■ **INSTRUCTIONS TO FOLLOW**
Each entry below is to be duplicated verbatim.

=======

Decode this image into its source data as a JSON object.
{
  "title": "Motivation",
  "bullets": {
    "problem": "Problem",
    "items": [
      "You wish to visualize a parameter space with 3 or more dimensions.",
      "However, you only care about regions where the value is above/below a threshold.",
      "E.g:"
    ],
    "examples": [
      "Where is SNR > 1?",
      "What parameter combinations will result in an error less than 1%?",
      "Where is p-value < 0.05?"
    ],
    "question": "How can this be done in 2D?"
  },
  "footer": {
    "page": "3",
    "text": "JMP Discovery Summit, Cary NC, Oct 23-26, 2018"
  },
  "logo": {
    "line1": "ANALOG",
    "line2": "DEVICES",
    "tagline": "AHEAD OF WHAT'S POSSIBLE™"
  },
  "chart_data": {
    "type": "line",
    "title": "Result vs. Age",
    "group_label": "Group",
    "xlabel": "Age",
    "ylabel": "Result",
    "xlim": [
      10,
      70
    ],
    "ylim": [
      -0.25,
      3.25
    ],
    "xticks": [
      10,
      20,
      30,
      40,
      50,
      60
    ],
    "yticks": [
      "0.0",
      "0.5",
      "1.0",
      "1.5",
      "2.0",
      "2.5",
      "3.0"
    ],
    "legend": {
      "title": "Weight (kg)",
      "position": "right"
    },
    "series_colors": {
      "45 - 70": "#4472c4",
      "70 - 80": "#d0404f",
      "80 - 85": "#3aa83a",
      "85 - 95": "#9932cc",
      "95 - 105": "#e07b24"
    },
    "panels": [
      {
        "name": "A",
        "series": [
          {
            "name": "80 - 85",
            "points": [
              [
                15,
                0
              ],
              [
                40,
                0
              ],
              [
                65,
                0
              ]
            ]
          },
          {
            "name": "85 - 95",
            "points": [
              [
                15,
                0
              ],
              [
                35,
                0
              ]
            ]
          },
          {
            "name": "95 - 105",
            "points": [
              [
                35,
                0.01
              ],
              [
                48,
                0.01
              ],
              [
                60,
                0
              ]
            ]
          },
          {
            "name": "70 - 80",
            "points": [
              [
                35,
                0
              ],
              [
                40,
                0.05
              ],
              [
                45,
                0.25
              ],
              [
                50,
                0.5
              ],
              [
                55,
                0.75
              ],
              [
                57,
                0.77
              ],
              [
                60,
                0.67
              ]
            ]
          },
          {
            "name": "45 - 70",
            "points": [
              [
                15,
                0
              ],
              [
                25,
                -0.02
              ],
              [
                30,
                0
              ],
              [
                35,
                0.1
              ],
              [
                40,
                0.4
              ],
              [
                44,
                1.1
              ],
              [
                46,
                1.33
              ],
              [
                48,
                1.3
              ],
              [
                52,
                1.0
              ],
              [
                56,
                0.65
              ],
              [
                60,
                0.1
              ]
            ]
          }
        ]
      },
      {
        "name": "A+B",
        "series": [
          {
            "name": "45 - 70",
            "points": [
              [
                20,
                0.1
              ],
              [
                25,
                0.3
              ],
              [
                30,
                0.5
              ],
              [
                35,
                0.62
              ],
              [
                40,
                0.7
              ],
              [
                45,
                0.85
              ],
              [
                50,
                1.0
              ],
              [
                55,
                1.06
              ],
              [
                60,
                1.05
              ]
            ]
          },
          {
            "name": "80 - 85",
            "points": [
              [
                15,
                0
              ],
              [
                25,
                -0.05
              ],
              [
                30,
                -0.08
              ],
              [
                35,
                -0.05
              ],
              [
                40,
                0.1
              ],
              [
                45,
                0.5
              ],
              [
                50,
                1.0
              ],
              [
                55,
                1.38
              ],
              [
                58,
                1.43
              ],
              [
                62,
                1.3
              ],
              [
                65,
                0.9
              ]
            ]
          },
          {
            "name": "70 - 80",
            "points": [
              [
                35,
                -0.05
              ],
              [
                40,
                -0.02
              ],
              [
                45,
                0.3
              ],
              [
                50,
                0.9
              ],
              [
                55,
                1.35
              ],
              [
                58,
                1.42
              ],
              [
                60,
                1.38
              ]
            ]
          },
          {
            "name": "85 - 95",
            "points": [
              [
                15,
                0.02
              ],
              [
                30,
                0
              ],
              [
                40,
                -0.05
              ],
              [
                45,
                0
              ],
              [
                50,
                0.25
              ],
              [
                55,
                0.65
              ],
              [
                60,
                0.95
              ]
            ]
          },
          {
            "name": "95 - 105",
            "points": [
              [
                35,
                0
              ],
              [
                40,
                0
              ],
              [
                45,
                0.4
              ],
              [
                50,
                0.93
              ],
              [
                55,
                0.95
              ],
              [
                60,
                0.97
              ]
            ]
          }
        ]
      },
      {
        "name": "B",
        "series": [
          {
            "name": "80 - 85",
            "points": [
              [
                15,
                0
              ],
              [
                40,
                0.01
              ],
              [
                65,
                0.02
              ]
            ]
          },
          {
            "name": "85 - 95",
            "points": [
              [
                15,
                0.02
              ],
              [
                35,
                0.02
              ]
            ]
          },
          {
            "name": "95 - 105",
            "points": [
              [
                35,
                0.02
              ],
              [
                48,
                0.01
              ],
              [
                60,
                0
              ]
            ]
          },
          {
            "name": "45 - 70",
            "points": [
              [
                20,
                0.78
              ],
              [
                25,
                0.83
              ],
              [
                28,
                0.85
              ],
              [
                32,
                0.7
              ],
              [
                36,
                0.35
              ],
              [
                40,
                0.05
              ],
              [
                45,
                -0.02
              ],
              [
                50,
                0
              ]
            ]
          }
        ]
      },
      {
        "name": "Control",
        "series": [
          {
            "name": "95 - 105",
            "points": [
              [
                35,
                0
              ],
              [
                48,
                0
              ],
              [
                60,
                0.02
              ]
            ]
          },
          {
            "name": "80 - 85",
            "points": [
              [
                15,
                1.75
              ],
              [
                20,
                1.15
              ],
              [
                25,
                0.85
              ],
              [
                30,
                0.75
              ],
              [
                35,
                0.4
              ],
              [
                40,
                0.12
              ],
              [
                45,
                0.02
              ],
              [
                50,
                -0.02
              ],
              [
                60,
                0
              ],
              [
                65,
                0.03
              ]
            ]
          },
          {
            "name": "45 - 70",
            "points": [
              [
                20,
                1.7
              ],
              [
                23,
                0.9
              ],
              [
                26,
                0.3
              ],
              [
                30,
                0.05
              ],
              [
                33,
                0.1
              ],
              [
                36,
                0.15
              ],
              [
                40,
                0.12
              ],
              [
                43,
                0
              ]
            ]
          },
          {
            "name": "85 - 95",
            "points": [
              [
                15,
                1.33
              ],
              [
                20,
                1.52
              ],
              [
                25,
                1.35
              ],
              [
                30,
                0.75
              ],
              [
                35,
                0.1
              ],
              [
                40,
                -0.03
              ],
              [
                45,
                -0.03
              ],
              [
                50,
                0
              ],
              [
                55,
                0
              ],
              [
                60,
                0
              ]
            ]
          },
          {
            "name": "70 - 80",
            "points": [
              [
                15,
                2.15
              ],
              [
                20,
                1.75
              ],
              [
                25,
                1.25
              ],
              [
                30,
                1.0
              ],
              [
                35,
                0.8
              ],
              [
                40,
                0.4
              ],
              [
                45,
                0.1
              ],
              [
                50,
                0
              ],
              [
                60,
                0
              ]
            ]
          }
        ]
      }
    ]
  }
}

=======

■ **RESULT BELOW**
Decode this image into its source data as a JSON object.
{
  "title": "Motivation",
  "bullets": {
    "problem": "Problem",
    "items": [
      "You wish to visualize a parameter space with 3 or more dimensions.",
      "However, you only care about regions where the value is above/below a threshold.",
      "E.g:"
    ],
    "examples": [
      "Where is SNR > 1?",
      "What parameter combinations will result in an error less than 1%?",
      "Where is p-value < 0.05?"
    ],
    "question": "How can this be done in 2D?"
  },
  "footer": {
    "page": "3",
    "text": "JMP Discovery Summit, Cary NC, Oct 23-26, 2018"
  },
  "logo": {
    "line1": "ANALOG",
    "line2": "DEVICES",
    "tagline": "AHEAD OF WHAT'S POSSIBLE™"
  },
  "chart_data": {
    "type": "line",
    "title": "Result vs. Age",
    "group_label": "Group",
    "xlabel": "Age",
    "ylabel": "Result",
    "xlim": [
      10,
      70
    ],
    "ylim": [
      -0.25,
      3.25
    ],
    "xticks": [
      10,
      20,
      30,
      40,
      50,
      60
    ],
    "yticks": [
      "0.0",
      "0.5",
      "1.0",
      "1.5",
      "2.0",
      "2.5",
      "3.0"
    ],
    "legend": {
      "title": "Weight (kg)",
      "position": "right"
    },
    "series_colors": {
      "45 - 70": "#4472c4",
      "70 - 80": "#d0404f",
      "80 - 85": "#3aa83a",
      "85 - 95": "#9932cc",
      "95 - 105": "#e07b24"
    },
    "panels": [
      {
        "name": "A",
        "series": [
          {
            "name": "80 - 85",
            "points": [
              [
                15,
                0
              ],
              [
                40,
                0
              ],
              [
                65,
                0
              ]
            ]
          },
          {
            "name": "85 - 95",
            "points": [
              [
                15,
                0
              ],
              [
                35,
                0
              ]
            ]
          },
          {
            "name": "95 - 105",
            "points": [
              [
                35,
                0.01
              ],
              [
                48,
                0.01
              ],
              [
                60,
                0
              ]
            ]
          },
          {
            "name": "70 - 80",
            "points": [
              [
                35,
                0
              ],
              [
                40,
                0.05
              ],
              [
                45,
                0.25
              ],
              [
                50,
                0.5
              ],
              [
                55,
                0.75
              ],
              [
                57,
                0.77
              ],
              [
                60,
                0.67
              ]
            ]
          },
          {
            "name": "45 - 70",
            "points": [
              [
                15,
                0
              ],
              [
                25,
                -0.02
              ],
              [
                30,
                0
              ],
              [
                35,
                0.1
              ],
              [
                40,
                0.4
              ],
              [
                44,
                1.1
              ],
              [
                46,
                1.33
              ],
              [
                48,
                1.3
              ],
              [
                52,
                1.0
              ],
              [
                56,
                0.65
              ],
              [
                60,
                0.1
              ]
            ]
          }
        ]
      },
      {
        "name": "A+B",
        "series": [
          {
            "name": "45 - 70",
            "points": [
              [
                20,
                0.1
              ],
              [
                25,
                0.3
              ],
              [
                30,
                0.5
              ],
              [
                35,
                0.62
              ],
              [
                40,
                0.7
              ],
              [
                45,
                0.85
              ],
              [
                50,
                1.0
              ],
              [
                55,
                1.06
              ],
              [
                60,
                1.05
              ]
            ]
          },
          {
            "name": "80 - 85",
            "points": [
              [
                15,
                0
              ],
              [
                25,
                -0.05
              ],
              [
                30,
                -0.08
              ],
              [
                35,
                -0.05
              ],
              [
                40,
                0.1
              ],
              [
                45,
                0.5
              ],
              [
                50,
                1.0
              ],
              [
                55,
                1.38
              ],
              [
                58,
                1.43
              ],
              [
                62,
                1.3
              ],
              [
                65,
                0.9
              ]
            ]
          },
          {
            "name": "70 - 80",
            "points": [
              [
                35,
                -0.05
              ],
              [
                40,
                -0.02
              ],
              [
                45,
                0.3
              ],
              [
                50,
                0.9
              ],
              [
                55,
                1.35
              ],
              [
                58,
                1.42
              ],
              [
                60,
                1.38
              ]
            ]
          },
          {
            "name": "85 - 95",
            "points": [
              [
                15,
                0.02
              ],
              [
                30,
                0
              ],
              [
                40,
                -0.05
              ],
              [
                45,
                0
              ],
              [
                50,
                0.25
              ],
              [
                55,
                0.65
              ],
              [
                60,
                0.95
              ]
            ]
          },
          {
            "name": "95 - 105",
            "points": [
              [
                35,
                0
              ],
              [
                40,
                0
              ],
              [
                45,
                0.4
              ],
              [
                50,
                0.93
              ],
              [
                55,
                0.95
              ],
              [
                60,
                0.97
              ]
            ]
          }
        ]
      },
      {
        "name": "B",
        "series": [
          {
            "name": "80 - 85",
            "points": [
              [
                15,
                0
              ],
              [
                40,
                0.01
              ],
              [
                65,
                0.02
              ]
            ]
          },
          {
            "name": "85 - 95",
            "points": [
              [
                15,
                0.02
              ],
              [
                35,
                0.02
              ]
            ]
          },
          {
            "name": "95 - 105",
            "points": [
              [
                35,
                0.02
              ],
              [
                48,
                0.01
              ],
              [
                60,
                0
              ]
            ]
          },
          {
            "name": "45 - 70",
            "points": [
              [
                20,
                0.78
              ],
              [
                25,
                0.83
              ],
              [
                28,
                0.85
              ],
              [
                32,
                0.7
              ],
              [
                36,
                0.35
              ],
              [
                40,
                0.05
              ],
              [
                45,
                -0.02
              ],
              [
                50,
                0
              ]
            ]
          }
        ]
      },
      {
        "name": "Control",
        "series": [
          {
            "name": "95 - 105",
            "points": [
              [
                35,
                0
              ],
              [
                48,
                0
              ],
              [
                60,
                0.02
              ]
            ]
          },
          {
            "name": "80 - 85",
            "points": [
              [
                15,
                1.75
              ],
              [
                20,
                1.15
              ],
              [
                25,
                0.85
              ],
              [
                30,
                0.75
              ],
              [
                35,
                0.4
              ],
              [
                40,
                0.12
              ],
              [
                45,
                0.02
              ],
              [
                50,
                -0.02
              ],
              [
                60,
                0
              ],
              [
                65,
                0.03
              ]
            ]
          },
          {
            "name": "45 - 70",
            "points": [
              [
                20,
                1.7
              ],
              [
                23,
                0.9
              ],
              [
                26,
                0.3
              ],
              [
                30,
                0.05
              ],
              [
                33,
                0.1
              ],
              [
                36,
                0.15
              ],
              [
                40,
                0.12
              ],
              [
                43,
                0
              ]
            ]
          },
          {
            "name": "85 - 95",
            "points": [
              [
                15,
                1.33
              ],
              [
                20,
                1.52
              ],
              [
                25,
                1.35
              ],
              [
                30,
                0.75
              ],
              [
                35,
                0.1
              ],
              [
                40,
                -0.03
              ],
              [
                45,
                -0.03
              ],
              [
                50,
                0
              ],
              [
                55,
                0
              ],
              [
                60,
                0
              ]
            ]
          },
          {
            "name": "70 - 80",
            "points": [
              [
                15,
                2.15
              ],
              [
                20,
                1.75
              ],
              [
                25,
                1.25
              ],
              [
                30,
                1.0
              ],
              [
                35,
                0.8
              ],
              [
                40,
                0.4
              ],
              [
                45,
                0.1
              ],
              [
                50,
                0
              ],
              [
                60,
                0
              ]
            ]
          }
        ]
      }
    ]
  }
}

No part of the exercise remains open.